*Source data:*
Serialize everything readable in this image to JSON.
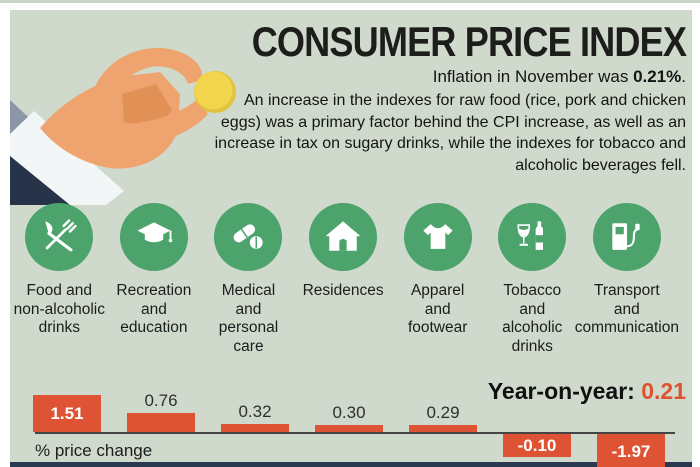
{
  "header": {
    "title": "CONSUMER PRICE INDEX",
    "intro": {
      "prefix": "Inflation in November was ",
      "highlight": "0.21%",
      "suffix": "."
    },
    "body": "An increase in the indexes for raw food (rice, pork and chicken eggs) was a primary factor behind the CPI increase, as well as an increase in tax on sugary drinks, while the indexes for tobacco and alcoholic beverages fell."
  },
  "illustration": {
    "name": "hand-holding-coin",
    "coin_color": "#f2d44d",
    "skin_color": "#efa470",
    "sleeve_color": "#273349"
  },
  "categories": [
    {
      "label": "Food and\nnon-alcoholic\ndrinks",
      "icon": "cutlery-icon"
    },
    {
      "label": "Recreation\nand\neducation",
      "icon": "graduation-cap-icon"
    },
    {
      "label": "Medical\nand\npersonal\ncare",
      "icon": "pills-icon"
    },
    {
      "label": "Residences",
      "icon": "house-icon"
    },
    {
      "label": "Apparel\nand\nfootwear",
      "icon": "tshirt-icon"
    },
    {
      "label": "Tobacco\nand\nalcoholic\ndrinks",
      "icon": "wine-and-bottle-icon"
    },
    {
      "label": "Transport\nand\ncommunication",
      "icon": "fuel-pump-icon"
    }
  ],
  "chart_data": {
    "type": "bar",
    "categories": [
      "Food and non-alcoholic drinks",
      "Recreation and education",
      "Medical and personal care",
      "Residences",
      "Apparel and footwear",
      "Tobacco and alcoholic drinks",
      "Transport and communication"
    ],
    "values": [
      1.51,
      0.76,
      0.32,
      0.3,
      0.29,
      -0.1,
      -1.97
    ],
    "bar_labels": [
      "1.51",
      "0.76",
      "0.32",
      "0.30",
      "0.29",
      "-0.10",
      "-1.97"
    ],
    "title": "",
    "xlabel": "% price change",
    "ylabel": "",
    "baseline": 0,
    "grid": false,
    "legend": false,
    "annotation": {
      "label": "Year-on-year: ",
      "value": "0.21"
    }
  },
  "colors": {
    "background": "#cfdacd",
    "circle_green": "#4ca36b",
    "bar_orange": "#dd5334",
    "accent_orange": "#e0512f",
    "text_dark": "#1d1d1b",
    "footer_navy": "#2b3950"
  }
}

*To do:*
Retype every entry verbatim and exclude the pictures from the copy.

*Expected answer:*
Serialize everything readable in this image to JSON.
{
  "header": {
    "title": "CONSUMER PRICE INDEX",
    "intro": {
      "prefix": "Inflation in November was ",
      "highlight": "0.21%",
      "suffix": "."
    },
    "body": "An increase in the indexes for raw food (rice, pork and chicken eggs) was a primary factor behind the CPI increase, as well as an increase in tax on sugary drinks, while the indexes for tobacco and alcoholic beverages fell."
  },
  "illustration": {
    "name": "hand-holding-coin",
    "coin_color": "#f2d44d",
    "skin_color": "#efa470",
    "sleeve_color": "#273349"
  },
  "categories": [
    {
      "label": "Food and\nnon-alcoholic\ndrinks",
      "icon": "cutlery-icon"
    },
    {
      "label": "Recreation\nand\neducation",
      "icon": "graduation-cap-icon"
    },
    {
      "label": "Medical\nand\npersonal\ncare",
      "icon": "pills-icon"
    },
    {
      "label": "Residences",
      "icon": "house-icon"
    },
    {
      "label": "Apparel\nand\nfootwear",
      "icon": "tshirt-icon"
    },
    {
      "label": "Tobacco\nand\nalcoholic\ndrinks",
      "icon": "wine-and-bottle-icon"
    },
    {
      "label": "Transport\nand\ncommunication",
      "icon": "fuel-pump-icon"
    }
  ],
  "chart_data": {
    "type": "bar",
    "categories": [
      "Food and non-alcoholic drinks",
      "Recreation and education",
      "Medical and personal care",
      "Residences",
      "Apparel and footwear",
      "Tobacco and alcoholic drinks",
      "Transport and communication"
    ],
    "values": [
      1.51,
      0.76,
      0.32,
      0.3,
      0.29,
      -0.1,
      -1.97
    ],
    "bar_labels": [
      "1.51",
      "0.76",
      "0.32",
      "0.30",
      "0.29",
      "-0.10",
      "-1.97"
    ],
    "title": "",
    "xlabel": "% price change",
    "ylabel": "",
    "baseline": 0,
    "grid": false,
    "legend": false,
    "annotation": {
      "label": "Year-on-year: ",
      "value": "0.21"
    }
  },
  "colors": {
    "background": "#cfdacd",
    "circle_green": "#4ca36b",
    "bar_orange": "#dd5334",
    "accent_orange": "#e0512f",
    "text_dark": "#1d1d1b",
    "footer_navy": "#2b3950"
  }
}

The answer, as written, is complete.